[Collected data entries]
#####

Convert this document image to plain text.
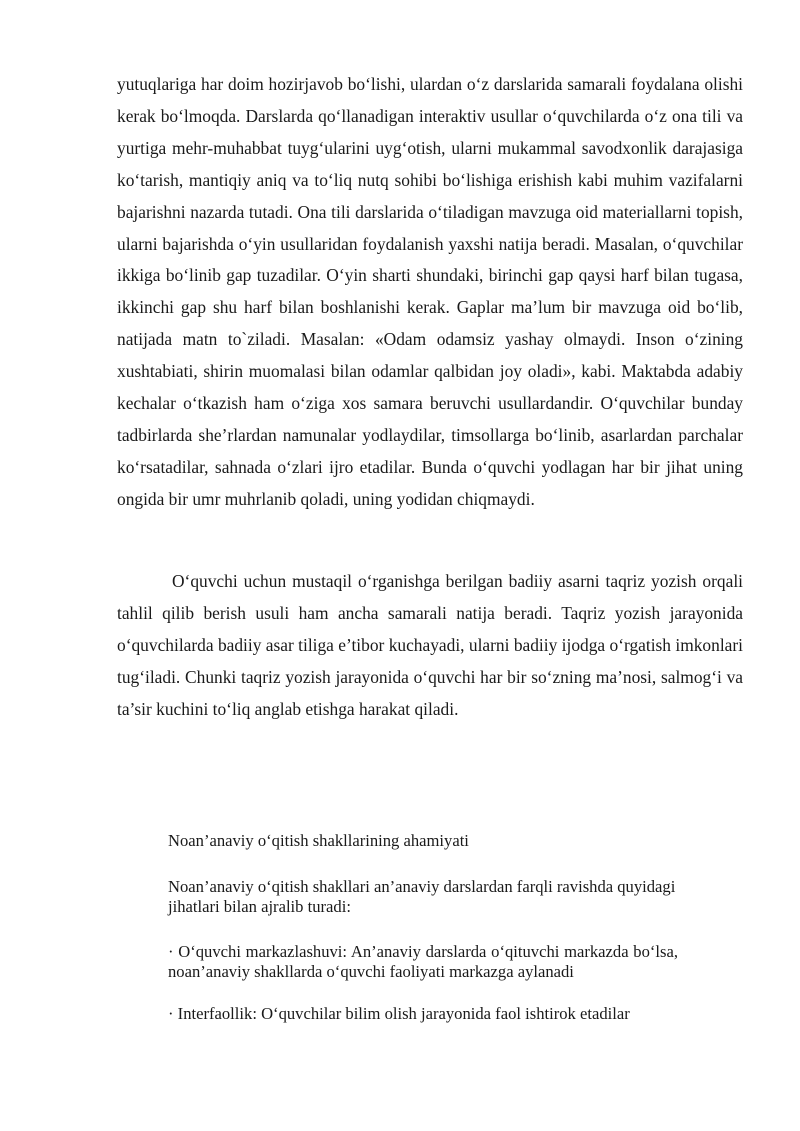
yutuqlariga har doim hozirjavob bo‘lishi, ulardan o‘z darslarida samarali foydalana olishi kerak bo‘lmoqda. Darslarda qo‘llanadigan interaktiv usullar o‘quvchilarda o‘z ona tili va yurtiga mehr-muhabbat tuyg‘ularini uyg‘otish, ularni mukammal savodxonlik darajasiga ko‘tarish, mantiqiy aniq va to‘liq nutq sohibi bo‘lishiga erishish kabi muhim vazifalarni bajarishni nazarda tutadi. Ona tili darslarida o‘tiladigan mavzuga oid materiallarni topish, ularni bajarishda o‘yin usullaridan foydalanish yaxshi natija beradi. Masalan, o‘quvchilar ikkiga bo‘linib gap tuzadilar. O‘yin sharti shundaki, birinchi gap qaysi harf bilan tugasa, ikkinchi gap shu harf bilan boshlanishi kerak. Gaplar ma’lum bir mavzuga oid bo‘lib, natijada matn to`ziladi. Masalan: «Odam odamsiz yashay olmaydi. Inson o‘zining xushtabiati, shirin muomalasi bilan odamlar qalbidan joy oladi», kabi. Maktabda adabiy kechalar o‘tkazish ham o‘ziga xos samara beruvchi usullardandir. O‘quvchilar bunday tadbirlarda she’rlardan namunalar yodlaydilar, timsollarga bo‘linib, asarlardan parchalar ko‘rsatadilar, sahnada o‘zlari ijro etadilar. Bunda o‘quvchi yodlagan har bir jihat uning ongida bir umr muhrlanib qoladi, uning yodidan chiqmaydi.

O‘quvchi uchun mustaqil o‘rganishga berilgan badiiy asarni taqriz yozish orqali tahlil qilib berish usuli ham ancha samarali natija beradi. Taqriz yozish jarayonida o‘quvchilarda badiiy asar tiliga e’tibor kuchayadi, ularni badiiy ijodga o‘rgatish imkonlari tug‘iladi. Chunki taqriz yozish jarayonida o‘quvchi har bir so‘zning ma’nosi, salmog‘i va ta’sir kuchini to‘liq anglab etishga harakat qiladi.

Noan’anaviy o‘qitish shakllarining ahamiyati

Noan’anaviy o‘qitish shakllari an’anaviy darslardan farqli ravishda quyidagi jihatlari bilan ajralib turadi:

· O‘quvchi markazlashuvi: An’anaviy darslarda o‘qituvchi markazda bo‘lsa, noan’anaviy shakllarda o‘quvchi faoliyati markazga aylanadi

· Interfaollik: O‘quvchilar bilim olish jarayonida faol ishtirok etadilar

#####

# [Brief]
Pick out each line containing "qitish" and report it.

# [The solution]
Noan’anaviy o‘qitish shakllarining ahamiyati
Noan’anaviy o‘qitish shakllari an’anaviy darslardan farqli ravishda quyidagi jihatlari bilan ajralib turadi:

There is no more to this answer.